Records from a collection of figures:
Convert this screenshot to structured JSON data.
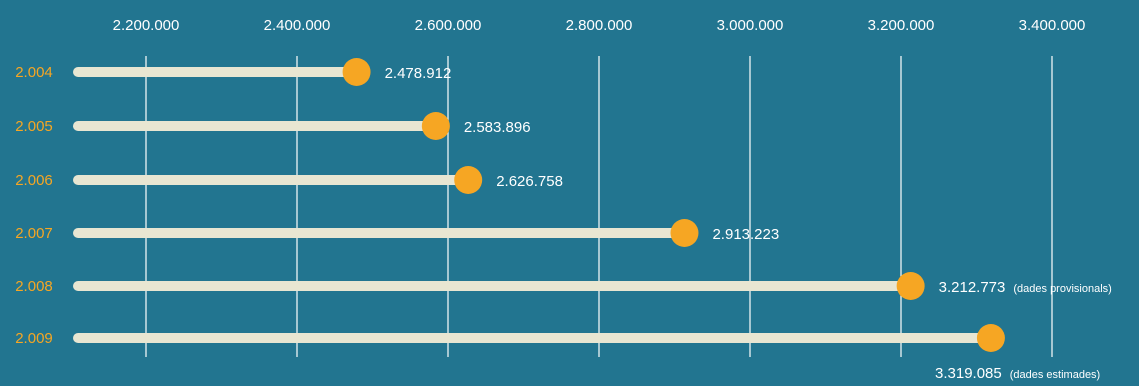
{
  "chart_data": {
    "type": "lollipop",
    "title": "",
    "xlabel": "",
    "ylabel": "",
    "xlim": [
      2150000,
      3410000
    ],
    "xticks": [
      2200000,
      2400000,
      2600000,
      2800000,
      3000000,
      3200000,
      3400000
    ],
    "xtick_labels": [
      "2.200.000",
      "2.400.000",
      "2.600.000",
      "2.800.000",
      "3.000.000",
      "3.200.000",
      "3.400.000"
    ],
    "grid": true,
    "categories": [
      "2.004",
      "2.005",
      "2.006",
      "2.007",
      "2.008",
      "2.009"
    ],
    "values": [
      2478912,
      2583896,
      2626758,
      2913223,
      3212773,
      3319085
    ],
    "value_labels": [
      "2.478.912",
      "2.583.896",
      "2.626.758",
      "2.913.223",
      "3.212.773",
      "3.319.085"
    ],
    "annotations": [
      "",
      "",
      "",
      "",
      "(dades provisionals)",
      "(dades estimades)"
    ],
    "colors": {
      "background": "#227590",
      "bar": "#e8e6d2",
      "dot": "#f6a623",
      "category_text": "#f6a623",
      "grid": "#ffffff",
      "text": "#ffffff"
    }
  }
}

**GIVEN PROBLEM**
Tally up the lines holding the word "dades" in the data above, and answer with that figure only.

**TASK RESPONSE**
2